(Collected data)
───
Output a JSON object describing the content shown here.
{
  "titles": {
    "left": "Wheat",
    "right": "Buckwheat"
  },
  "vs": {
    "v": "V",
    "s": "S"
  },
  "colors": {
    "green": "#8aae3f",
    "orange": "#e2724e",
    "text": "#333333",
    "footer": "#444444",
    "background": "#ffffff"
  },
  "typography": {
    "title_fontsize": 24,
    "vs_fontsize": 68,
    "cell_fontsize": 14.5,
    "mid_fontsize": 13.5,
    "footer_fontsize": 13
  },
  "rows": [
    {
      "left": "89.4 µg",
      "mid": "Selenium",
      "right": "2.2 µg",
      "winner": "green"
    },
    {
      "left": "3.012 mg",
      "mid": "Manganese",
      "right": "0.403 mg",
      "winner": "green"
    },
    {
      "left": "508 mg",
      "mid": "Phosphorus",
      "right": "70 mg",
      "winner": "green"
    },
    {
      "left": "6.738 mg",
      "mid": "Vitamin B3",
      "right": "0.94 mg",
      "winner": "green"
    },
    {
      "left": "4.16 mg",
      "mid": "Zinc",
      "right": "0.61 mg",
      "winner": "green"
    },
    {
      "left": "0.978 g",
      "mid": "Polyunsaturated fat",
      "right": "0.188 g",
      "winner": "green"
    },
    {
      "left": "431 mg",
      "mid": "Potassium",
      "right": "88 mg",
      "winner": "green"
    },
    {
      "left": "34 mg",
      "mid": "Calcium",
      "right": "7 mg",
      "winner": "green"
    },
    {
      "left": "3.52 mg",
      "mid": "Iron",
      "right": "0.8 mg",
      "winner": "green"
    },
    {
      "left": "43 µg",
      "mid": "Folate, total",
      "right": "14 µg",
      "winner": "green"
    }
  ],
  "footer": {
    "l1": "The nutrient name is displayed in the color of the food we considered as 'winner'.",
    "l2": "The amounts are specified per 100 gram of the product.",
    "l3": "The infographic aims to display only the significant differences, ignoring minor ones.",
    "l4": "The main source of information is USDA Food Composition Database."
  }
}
───
Copy all lines from the material that contain "left".

Response:
    "left": "Wheat",
      "left": "89.4 µg",
      "left": "3.012 mg",
      "left": "508 mg",
      "left": "6.738 mg",
      "left": "4.16 mg",
      "left": "0.978 g",
      "left": "431 mg",
      "left": "34 mg",
      "left": "3.52 mg",
      "left": "43 µg",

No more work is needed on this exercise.